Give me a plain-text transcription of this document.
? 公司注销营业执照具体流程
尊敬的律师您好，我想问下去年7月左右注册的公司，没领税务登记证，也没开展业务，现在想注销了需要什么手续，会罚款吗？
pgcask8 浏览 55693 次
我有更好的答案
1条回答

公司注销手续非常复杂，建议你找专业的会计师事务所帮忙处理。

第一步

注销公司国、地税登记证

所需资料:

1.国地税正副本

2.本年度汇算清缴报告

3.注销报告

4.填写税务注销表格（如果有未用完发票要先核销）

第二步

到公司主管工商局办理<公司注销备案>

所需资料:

··········

*TASK GOAL:*
Copy each record from above exactly, and include every line.

*RESPONSE TO THIS TASK:*
Give me a plain-text transcription of this document.
? 公司注销营业执照具体流程
尊敬的律师您好，我想问下去年7月左右注册的公司，没领税务登记证，也没开展业务，现在想注销了需要什么手续，会罚款吗？
pgcask8 浏览 55693 次
我有更好的答案
1条回答

公司注销手续非常复杂，建议你找专业的会计师事务所帮忙处理。

第一步

注销公司国、地税登记证

所需资料:

1.国地税正副本

2.本年度汇算清缴报告

3.注销报告

4.填写税务注销表格（如果有未用完发票要先核销）

第二步

到公司主管工商局办理<公司注销备案>

所需资料:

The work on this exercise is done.